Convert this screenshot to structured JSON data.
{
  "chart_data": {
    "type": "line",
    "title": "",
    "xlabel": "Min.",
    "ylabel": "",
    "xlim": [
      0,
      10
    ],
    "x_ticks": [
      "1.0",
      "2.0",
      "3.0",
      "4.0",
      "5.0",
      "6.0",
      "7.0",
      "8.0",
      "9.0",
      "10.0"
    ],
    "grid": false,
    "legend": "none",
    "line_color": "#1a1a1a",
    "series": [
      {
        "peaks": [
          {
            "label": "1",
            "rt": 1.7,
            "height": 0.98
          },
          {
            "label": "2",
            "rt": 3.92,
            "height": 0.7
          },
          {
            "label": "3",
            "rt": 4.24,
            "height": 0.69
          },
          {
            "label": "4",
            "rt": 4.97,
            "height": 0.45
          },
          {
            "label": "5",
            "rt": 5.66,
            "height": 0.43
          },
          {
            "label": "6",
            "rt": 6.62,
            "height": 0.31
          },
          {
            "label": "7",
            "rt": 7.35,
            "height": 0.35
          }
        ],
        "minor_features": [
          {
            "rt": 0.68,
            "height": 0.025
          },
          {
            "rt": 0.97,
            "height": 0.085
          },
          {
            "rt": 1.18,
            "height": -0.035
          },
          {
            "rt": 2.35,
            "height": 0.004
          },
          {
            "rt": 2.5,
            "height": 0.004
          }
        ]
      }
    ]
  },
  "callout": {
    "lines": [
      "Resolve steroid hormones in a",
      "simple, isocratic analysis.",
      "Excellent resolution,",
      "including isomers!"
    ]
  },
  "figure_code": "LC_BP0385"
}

++++++++

From the records above, pick out and copy each line holding the word "height".

            "height": 0.98
            "height": 0.7
            "height": 0.69
            "height": 0.45
            "height": 0.43
            "height": 0.31
            "height": 0.35
            "height": 0.025
            "height": 0.085
            "height": -0.035
            "height": 0.004
            "height": 0.004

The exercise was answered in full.